## What the exercise asks
Could you extract every entry below and reproduce it exactly?

## Records for processing

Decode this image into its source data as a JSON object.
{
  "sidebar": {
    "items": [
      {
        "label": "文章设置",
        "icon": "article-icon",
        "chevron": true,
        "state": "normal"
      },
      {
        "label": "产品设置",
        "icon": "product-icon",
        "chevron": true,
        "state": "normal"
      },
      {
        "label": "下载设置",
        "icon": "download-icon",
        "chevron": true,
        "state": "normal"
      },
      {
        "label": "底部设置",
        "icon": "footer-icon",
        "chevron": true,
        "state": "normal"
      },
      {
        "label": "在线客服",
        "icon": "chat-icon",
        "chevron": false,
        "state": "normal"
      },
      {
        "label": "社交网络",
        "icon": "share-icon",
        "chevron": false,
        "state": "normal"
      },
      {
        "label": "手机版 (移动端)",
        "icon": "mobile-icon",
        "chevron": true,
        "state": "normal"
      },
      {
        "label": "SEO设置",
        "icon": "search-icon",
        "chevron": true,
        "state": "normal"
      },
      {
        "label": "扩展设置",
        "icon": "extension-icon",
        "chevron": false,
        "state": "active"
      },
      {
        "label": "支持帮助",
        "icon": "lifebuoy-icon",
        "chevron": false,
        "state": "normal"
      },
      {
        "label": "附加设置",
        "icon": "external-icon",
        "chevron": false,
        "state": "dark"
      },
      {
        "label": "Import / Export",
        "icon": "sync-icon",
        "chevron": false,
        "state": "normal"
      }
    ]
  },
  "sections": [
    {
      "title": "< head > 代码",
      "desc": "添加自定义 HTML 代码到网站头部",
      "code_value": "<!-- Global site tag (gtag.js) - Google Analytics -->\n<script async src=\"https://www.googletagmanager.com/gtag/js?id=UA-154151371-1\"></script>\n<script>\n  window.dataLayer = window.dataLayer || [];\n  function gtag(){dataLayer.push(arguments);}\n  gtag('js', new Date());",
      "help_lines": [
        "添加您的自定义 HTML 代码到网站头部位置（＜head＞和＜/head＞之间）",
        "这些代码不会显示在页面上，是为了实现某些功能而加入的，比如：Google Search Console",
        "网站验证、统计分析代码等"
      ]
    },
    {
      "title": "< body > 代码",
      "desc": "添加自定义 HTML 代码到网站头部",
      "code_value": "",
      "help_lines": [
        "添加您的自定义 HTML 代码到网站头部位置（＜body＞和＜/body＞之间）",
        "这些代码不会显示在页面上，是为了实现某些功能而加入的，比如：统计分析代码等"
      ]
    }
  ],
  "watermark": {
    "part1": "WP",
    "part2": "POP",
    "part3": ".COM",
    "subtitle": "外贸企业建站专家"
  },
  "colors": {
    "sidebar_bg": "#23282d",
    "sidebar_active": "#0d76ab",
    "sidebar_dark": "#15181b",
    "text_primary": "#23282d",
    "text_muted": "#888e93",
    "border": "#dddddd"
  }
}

## Solution for this problem
Decode this image into its source data as a JSON object.
{
  "sidebar": {
    "items": [
      {
        "label": "文章设置",
        "icon": "article-icon",
        "chevron": true,
        "state": "normal"
      },
      {
        "label": "产品设置",
        "icon": "product-icon",
        "chevron": true,
        "state": "normal"
      },
      {
        "label": "下载设置",
        "icon": "download-icon",
        "chevron": true,
        "state": "normal"
      },
      {
        "label": "底部设置",
        "icon": "footer-icon",
        "chevron": true,
        "state": "normal"
      },
      {
        "label": "在线客服",
        "icon": "chat-icon",
        "chevron": false,
        "state": "normal"
      },
      {
        "label": "社交网络",
        "icon": "share-icon",
        "chevron": false,
        "state": "normal"
      },
      {
        "label": "手机版 (移动端)",
        "icon": "mobile-icon",
        "chevron": true,
        "state": "normal"
      },
      {
        "label": "SEO设置",
        "icon": "search-icon",
        "chevron": true,
        "state": "normal"
      },
      {
        "label": "扩展设置",
        "icon": "extension-icon",
        "chevron": false,
        "state": "active"
      },
      {
        "label": "支持帮助",
        "icon": "lifebuoy-icon",
        "chevron": false,
        "state": "normal"
      },
      {
        "label": "附加设置",
        "icon": "external-icon",
        "chevron": false,
        "state": "dark"
      },
      {
        "label": "Import / Export",
        "icon": "sync-icon",
        "chevron": false,
        "state": "normal"
      }
    ]
  },
  "sections": [
    {
      "title": "< head > 代码",
      "desc": "添加自定义 HTML 代码到网站头部",
      "code_value": "<!-- Global site tag (gtag.js) - Google Analytics -->\n<script async src=\"https://www.googletagmanager.com/gtag/js?id=UA-154151371-1\"></script>\n<script>\n  window.dataLayer = window.dataLayer || [];\n  function gtag(){dataLayer.push(arguments);}\n  gtag('js', new Date());",
      "help_lines": [
        "添加您的自定义 HTML 代码到网站头部位置（＜head＞和＜/head＞之间）",
        "这些代码不会显示在页面上，是为了实现某些功能而加入的，比如：Google Search Console",
        "网站验证、统计分析代码等"
      ]
    },
    {
      "title": "< body > 代码",
      "desc": "添加自定义 HTML 代码到网站头部",
      "code_value": "",
      "help_lines": [
        "添加您的自定义 HTML 代码到网站头部位置（＜body＞和＜/body＞之间）",
        "这些代码不会显示在页面上，是为了实现某些功能而加入的，比如：统计分析代码等"
      ]
    }
  ],
  "watermark": {
    "part1": "WP",
    "part2": "POP",
    "part3": ".COM",
    "subtitle": "外贸企业建站专家"
  },
  "colors": {
    "sidebar_bg": "#23282d",
    "sidebar_active": "#0d76ab",
    "sidebar_dark": "#15181b",
    "text_primary": "#23282d",
    "text_muted": "#888e93",
    "border": "#dddddd"
  }
}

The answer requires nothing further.